* **Given data**:
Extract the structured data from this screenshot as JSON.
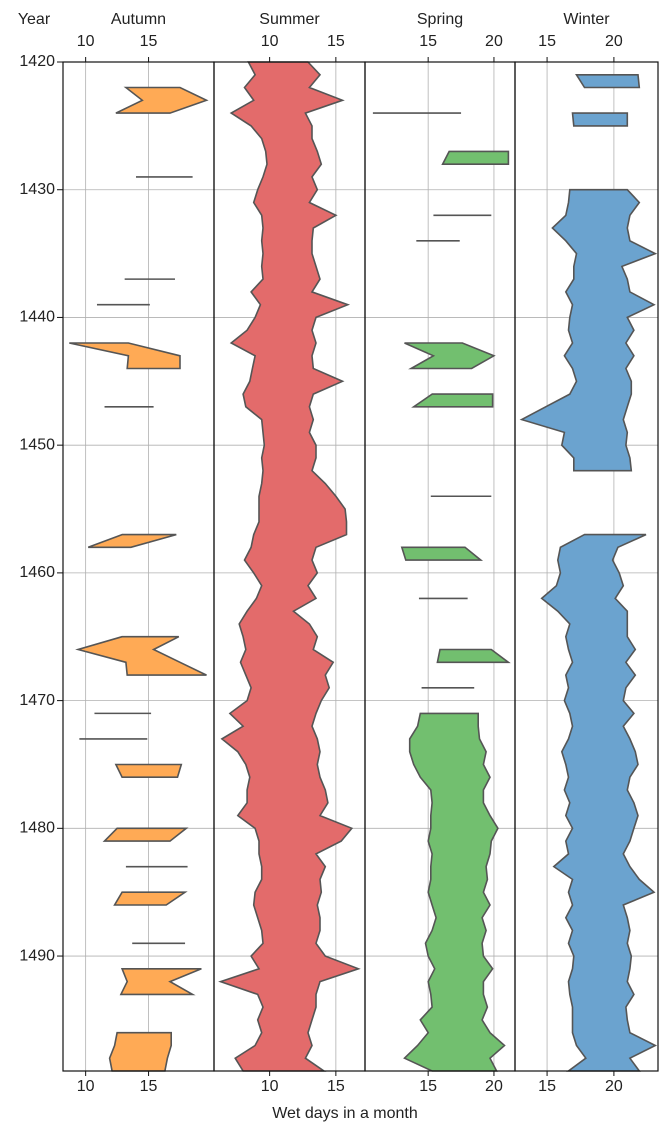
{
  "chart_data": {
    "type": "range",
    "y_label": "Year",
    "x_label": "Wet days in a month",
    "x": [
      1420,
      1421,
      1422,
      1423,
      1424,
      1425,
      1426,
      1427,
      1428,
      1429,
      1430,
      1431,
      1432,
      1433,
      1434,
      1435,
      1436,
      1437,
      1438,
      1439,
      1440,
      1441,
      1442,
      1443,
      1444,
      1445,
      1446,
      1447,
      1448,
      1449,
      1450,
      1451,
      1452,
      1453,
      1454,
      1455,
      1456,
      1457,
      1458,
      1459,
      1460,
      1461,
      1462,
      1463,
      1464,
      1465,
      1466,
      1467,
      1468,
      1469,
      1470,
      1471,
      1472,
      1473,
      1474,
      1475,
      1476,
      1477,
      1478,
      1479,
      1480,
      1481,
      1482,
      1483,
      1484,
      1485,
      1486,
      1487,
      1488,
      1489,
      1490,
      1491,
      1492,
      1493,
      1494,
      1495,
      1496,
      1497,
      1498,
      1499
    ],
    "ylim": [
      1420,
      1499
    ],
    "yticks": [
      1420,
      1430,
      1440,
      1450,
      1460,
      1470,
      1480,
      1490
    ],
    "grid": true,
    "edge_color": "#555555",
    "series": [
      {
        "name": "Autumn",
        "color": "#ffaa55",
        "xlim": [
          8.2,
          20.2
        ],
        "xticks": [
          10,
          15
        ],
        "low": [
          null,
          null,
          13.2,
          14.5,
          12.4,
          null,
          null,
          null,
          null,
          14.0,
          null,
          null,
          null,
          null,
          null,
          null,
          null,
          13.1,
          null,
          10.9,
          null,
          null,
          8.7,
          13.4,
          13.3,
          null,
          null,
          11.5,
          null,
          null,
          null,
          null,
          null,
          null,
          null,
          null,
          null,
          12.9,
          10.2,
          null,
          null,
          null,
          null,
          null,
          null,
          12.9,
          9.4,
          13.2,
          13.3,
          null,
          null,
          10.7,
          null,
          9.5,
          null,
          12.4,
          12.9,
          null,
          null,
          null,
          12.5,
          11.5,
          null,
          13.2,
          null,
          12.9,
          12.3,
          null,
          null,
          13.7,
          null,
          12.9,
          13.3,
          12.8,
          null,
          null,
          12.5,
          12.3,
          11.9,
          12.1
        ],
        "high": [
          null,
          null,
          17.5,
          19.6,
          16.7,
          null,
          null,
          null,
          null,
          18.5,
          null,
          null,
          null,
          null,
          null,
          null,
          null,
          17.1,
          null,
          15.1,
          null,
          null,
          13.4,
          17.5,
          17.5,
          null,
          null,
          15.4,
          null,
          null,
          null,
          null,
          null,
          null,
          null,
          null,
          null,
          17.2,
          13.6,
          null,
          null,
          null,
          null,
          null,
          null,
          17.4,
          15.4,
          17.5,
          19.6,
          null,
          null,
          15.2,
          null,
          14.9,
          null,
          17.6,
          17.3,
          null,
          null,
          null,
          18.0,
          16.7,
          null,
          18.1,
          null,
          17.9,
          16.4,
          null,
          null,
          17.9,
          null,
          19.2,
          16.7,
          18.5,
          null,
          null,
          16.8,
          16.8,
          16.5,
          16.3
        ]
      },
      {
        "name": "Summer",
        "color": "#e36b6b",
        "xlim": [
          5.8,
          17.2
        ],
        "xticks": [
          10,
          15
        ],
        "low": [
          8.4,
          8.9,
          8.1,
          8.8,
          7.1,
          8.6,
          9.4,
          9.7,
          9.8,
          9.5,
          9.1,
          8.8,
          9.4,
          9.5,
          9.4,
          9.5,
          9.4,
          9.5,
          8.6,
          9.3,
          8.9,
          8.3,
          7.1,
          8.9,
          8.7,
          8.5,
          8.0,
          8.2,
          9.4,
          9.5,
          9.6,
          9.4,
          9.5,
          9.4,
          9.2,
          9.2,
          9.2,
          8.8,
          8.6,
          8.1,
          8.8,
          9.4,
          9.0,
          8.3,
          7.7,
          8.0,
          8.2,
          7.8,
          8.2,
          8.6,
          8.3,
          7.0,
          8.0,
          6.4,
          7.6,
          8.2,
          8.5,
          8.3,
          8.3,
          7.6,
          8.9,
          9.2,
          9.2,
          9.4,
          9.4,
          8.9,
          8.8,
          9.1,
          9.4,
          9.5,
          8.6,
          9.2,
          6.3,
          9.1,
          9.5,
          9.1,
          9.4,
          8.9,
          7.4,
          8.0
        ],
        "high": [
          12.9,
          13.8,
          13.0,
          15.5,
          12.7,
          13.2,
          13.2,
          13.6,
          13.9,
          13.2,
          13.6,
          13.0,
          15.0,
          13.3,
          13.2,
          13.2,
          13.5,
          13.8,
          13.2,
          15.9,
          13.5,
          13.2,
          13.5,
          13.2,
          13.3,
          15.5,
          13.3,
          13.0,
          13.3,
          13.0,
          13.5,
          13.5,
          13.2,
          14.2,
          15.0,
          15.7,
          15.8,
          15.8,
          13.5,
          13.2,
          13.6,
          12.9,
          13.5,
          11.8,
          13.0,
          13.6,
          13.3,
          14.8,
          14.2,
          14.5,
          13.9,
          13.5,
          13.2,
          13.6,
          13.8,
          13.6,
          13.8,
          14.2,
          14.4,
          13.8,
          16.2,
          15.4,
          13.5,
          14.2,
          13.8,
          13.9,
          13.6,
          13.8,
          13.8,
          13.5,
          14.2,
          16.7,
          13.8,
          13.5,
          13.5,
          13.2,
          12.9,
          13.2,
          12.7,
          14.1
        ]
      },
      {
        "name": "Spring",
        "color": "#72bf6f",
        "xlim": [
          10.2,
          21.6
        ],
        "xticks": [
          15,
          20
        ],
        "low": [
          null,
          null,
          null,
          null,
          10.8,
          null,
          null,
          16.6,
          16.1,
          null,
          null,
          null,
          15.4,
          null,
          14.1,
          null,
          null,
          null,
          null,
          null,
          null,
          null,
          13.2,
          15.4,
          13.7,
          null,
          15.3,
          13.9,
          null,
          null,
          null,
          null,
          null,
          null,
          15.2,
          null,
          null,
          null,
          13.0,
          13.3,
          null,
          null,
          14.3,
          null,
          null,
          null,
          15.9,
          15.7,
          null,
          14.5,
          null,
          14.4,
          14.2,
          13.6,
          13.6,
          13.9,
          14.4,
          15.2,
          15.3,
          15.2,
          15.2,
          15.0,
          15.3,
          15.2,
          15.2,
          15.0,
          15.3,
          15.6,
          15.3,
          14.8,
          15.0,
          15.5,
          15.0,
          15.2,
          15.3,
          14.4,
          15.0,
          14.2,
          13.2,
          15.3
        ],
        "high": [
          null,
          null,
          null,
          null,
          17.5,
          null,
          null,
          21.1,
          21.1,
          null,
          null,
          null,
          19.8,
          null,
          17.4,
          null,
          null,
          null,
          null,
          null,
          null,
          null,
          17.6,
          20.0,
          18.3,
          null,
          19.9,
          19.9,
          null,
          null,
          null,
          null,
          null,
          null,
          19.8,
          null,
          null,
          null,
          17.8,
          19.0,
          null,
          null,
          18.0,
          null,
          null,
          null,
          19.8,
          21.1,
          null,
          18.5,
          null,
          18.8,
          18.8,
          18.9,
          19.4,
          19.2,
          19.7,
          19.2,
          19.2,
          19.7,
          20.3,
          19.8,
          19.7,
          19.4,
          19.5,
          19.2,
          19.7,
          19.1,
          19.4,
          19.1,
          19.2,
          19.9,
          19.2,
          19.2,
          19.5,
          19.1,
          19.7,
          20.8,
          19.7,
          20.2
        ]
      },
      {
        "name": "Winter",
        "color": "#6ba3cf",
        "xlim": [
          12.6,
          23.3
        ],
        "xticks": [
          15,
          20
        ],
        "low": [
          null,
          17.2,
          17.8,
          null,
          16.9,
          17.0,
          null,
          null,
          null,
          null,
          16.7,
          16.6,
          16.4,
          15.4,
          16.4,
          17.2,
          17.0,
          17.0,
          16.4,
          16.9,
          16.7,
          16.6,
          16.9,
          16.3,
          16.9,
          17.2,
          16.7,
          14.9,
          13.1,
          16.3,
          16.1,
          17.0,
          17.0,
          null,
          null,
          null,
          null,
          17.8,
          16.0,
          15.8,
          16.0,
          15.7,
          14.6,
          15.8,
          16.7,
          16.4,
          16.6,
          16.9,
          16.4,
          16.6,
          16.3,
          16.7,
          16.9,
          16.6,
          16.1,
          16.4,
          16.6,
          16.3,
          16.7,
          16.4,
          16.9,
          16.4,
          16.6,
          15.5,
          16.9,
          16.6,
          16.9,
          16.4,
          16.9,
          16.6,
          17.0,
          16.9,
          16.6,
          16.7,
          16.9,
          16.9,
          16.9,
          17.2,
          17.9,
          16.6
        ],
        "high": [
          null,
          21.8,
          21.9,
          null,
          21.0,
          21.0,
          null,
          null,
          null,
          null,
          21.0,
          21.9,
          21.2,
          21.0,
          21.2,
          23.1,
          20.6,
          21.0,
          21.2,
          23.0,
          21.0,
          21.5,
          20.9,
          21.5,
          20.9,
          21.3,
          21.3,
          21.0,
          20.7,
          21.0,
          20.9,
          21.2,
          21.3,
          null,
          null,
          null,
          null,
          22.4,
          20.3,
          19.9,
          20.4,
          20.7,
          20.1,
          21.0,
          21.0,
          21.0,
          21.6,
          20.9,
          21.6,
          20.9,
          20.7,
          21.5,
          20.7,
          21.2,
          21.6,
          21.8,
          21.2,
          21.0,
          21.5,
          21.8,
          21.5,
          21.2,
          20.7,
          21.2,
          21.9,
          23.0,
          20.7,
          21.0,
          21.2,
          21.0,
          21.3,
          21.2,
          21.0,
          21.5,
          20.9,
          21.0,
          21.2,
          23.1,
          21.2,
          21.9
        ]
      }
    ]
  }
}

* **Exercise directions**:
Reply with one number: the count of lines in the entries that include the word "name".

* **Exercise answer**:
4